begin RECORD SET
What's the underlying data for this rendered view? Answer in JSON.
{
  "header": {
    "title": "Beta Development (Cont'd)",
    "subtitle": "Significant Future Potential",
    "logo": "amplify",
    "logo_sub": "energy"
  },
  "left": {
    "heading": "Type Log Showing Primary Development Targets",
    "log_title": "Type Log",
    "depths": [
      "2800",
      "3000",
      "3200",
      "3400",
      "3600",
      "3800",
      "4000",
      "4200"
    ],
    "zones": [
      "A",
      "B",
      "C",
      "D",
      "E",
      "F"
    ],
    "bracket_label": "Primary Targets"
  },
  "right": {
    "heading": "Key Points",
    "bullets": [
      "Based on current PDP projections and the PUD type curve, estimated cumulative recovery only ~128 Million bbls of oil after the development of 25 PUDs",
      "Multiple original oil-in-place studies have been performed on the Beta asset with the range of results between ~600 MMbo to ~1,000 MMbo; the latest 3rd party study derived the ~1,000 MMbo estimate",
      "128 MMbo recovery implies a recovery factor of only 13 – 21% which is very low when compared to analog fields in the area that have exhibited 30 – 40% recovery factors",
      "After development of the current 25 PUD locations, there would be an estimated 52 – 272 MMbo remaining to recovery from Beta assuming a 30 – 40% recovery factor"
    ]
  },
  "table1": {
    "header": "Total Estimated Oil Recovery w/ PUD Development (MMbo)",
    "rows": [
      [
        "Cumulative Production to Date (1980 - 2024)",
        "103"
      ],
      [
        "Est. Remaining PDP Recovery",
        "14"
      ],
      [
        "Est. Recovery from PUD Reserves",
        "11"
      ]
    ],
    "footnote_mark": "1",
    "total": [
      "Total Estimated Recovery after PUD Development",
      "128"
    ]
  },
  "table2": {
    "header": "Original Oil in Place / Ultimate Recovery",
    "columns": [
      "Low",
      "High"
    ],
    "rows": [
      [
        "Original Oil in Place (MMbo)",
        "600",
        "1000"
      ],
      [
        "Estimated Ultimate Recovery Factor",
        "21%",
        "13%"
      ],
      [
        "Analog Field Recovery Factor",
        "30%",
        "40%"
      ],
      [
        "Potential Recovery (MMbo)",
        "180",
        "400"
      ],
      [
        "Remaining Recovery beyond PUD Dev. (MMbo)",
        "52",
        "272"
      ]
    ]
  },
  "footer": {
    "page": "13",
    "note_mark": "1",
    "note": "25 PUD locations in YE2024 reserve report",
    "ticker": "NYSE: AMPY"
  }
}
end RECORD SET
- AIM
Every line above should be written out again exactly as it stands.

- ANSWER TO THE TASK
What's the underlying data for this rendered view? Answer in JSON.
{
  "header": {
    "title": "Beta Development (Cont'd)",
    "subtitle": "Significant Future Potential",
    "logo": "amplify",
    "logo_sub": "energy"
  },
  "left": {
    "heading": "Type Log Showing Primary Development Targets",
    "log_title": "Type Log",
    "depths": [
      "2800",
      "3000",
      "3200",
      "3400",
      "3600",
      "3800",
      "4000",
      "4200"
    ],
    "zones": [
      "A",
      "B",
      "C",
      "D",
      "E",
      "F"
    ],
    "bracket_label": "Primary Targets"
  },
  "right": {
    "heading": "Key Points",
    "bullets": [
      "Based on current PDP projections and the PUD type curve, estimated cumulative recovery only ~128 Million bbls of oil after the development of 25 PUDs",
      "Multiple original oil-in-place studies have been performed on the Beta asset with the range of results between ~600 MMbo to ~1,000 MMbo; the latest 3rd party study derived the ~1,000 MMbo estimate",
      "128 MMbo recovery implies a recovery factor of only 13 – 21% which is very low when compared to analog fields in the area that have exhibited 30 – 40% recovery factors",
      "After development of the current 25 PUD locations, there would be an estimated 52 – 272 MMbo remaining to recovery from Beta assuming a 30 – 40% recovery factor"
    ]
  },
  "table1": {
    "header": "Total Estimated Oil Recovery w/ PUD Development (MMbo)",
    "rows": [
      [
        "Cumulative Production to Date (1980 - 2024)",
        "103"
      ],
      [
        "Est. Remaining PDP Recovery",
        "14"
      ],
      [
        "Est. Recovery from PUD Reserves",
        "11"
      ]
    ],
    "footnote_mark": "1",
    "total": [
      "Total Estimated Recovery after PUD Development",
      "128"
    ]
  },
  "table2": {
    "header": "Original Oil in Place / Ultimate Recovery",
    "columns": [
      "Low",
      "High"
    ],
    "rows": [
      [
        "Original Oil in Place (MMbo)",
        "600",
        "1000"
      ],
      [
        "Estimated Ultimate Recovery Factor",
        "21%",
        "13%"
      ],
      [
        "Analog Field Recovery Factor",
        "30%",
        "40%"
      ],
      [
        "Potential Recovery (MMbo)",
        "180",
        "400"
      ],
      [
        "Remaining Recovery beyond PUD Dev. (MMbo)",
        "52",
        "272"
      ]
    ]
  },
  "footer": {
    "page": "13",
    "note_mark": "1",
    "note": "25 PUD locations in YE2024 reserve report",
    "ticker": "NYSE: AMPY"
  }
}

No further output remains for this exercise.